## TASK INSTRUCTIONS
Each line containing the word "DPTI" must be collected.
========
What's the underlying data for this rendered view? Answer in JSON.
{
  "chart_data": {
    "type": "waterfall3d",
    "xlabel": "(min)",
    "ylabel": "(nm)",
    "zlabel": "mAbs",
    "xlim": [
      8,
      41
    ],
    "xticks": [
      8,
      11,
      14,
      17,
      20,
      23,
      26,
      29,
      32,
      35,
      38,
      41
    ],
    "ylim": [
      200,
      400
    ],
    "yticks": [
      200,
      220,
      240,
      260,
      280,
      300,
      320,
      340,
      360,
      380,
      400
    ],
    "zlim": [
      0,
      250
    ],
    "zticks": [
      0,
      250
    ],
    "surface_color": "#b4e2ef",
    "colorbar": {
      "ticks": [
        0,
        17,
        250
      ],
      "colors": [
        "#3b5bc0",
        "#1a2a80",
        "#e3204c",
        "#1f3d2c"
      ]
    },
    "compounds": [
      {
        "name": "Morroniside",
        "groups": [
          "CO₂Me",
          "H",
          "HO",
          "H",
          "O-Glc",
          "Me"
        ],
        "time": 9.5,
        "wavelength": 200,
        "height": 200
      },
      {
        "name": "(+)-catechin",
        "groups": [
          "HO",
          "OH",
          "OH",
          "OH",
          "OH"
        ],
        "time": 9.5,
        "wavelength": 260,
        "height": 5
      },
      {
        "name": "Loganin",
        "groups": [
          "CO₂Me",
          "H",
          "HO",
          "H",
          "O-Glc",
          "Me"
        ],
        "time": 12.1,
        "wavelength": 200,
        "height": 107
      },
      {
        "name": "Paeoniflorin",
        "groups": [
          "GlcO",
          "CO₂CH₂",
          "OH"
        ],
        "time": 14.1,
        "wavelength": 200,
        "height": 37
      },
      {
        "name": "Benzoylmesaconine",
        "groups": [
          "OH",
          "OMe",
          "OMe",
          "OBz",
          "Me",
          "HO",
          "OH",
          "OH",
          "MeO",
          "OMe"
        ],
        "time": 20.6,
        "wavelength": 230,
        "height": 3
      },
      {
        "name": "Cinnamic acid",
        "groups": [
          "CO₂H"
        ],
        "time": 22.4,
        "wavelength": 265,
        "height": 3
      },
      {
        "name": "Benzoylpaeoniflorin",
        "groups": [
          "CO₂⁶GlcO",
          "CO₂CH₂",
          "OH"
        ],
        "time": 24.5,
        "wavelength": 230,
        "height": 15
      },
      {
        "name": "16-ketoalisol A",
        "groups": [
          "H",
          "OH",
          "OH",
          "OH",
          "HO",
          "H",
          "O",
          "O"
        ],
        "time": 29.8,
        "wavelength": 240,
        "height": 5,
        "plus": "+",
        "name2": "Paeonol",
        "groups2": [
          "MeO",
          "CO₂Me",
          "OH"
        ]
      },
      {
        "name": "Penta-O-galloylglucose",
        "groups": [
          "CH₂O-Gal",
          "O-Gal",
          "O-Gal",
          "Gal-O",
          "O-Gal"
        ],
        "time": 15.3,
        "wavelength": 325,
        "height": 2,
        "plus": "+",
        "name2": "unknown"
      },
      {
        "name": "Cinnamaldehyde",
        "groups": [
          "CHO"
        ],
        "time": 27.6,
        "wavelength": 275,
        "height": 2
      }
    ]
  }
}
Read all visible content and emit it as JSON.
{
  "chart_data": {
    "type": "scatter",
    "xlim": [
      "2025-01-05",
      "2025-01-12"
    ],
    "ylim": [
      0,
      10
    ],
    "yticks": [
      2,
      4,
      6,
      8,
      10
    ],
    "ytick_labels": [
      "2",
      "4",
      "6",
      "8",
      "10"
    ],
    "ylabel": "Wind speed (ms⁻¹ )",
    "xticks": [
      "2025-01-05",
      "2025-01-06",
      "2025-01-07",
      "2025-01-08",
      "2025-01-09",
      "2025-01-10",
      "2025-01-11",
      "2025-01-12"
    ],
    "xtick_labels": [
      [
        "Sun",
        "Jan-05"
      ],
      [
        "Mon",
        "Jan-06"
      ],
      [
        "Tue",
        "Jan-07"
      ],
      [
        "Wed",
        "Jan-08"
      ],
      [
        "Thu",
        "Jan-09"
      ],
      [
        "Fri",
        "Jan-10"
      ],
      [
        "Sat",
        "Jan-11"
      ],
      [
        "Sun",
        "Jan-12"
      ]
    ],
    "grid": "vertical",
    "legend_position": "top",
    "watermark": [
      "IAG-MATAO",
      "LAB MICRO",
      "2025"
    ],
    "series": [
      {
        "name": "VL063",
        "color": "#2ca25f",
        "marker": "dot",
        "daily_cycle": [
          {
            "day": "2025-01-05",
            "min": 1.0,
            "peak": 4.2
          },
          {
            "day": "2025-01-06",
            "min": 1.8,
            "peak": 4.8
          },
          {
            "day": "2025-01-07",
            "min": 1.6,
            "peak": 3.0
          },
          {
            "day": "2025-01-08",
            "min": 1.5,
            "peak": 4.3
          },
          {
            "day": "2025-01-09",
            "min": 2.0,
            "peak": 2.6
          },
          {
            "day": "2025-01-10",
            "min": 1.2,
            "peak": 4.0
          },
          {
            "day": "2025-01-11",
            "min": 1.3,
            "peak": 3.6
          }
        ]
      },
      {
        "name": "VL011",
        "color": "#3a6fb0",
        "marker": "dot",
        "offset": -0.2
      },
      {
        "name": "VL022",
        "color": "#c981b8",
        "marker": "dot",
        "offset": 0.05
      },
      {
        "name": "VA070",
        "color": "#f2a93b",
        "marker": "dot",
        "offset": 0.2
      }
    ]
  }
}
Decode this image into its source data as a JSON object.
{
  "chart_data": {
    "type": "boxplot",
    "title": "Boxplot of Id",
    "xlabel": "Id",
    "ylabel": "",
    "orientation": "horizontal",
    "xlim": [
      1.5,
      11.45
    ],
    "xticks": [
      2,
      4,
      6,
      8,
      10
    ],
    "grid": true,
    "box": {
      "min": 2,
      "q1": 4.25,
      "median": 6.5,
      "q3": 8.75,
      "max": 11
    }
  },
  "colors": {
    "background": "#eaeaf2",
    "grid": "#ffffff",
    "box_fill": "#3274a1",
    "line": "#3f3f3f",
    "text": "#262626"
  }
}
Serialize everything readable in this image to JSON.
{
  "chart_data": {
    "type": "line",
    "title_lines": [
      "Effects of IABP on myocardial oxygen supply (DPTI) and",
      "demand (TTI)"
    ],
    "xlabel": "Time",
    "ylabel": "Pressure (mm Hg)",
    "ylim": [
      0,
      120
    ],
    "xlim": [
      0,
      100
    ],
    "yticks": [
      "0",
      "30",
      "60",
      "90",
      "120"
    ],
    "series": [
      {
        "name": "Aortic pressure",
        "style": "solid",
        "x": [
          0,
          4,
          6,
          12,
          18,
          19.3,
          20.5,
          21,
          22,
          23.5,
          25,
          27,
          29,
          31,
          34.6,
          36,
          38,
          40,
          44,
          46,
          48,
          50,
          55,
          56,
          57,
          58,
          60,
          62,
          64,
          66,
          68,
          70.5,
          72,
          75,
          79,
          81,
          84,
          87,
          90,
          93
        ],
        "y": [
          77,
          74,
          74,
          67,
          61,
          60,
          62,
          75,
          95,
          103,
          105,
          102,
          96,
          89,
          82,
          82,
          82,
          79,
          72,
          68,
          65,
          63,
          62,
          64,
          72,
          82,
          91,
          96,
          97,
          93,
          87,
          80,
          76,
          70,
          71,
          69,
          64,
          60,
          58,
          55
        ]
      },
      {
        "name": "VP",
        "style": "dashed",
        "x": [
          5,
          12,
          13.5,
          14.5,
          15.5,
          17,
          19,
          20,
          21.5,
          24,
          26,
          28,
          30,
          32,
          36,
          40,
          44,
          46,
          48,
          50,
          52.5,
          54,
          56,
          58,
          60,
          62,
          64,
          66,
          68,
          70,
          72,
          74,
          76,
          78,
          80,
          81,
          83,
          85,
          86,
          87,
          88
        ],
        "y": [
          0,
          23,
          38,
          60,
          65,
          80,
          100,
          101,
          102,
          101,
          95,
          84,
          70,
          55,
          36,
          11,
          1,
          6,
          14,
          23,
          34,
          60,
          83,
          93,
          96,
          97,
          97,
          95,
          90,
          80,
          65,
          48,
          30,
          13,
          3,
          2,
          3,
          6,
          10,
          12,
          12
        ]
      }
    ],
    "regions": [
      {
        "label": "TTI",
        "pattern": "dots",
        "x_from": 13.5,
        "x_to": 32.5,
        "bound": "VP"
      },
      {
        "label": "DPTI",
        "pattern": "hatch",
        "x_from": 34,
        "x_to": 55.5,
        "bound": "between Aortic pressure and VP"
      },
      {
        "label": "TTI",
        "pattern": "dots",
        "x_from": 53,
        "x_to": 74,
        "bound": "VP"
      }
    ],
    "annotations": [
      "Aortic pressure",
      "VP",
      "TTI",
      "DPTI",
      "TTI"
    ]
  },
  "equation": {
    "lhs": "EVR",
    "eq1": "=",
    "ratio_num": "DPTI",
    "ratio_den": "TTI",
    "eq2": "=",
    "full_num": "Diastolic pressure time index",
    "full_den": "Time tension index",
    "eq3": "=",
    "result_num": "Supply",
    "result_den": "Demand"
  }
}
========
## OUTPUT FOR THIS TASK
      "Effects of IABP on myocardial oxygen supply (DPTI) and",
        "label": "DPTI",
      "DPTI",
    "ratio_num": "DPTI",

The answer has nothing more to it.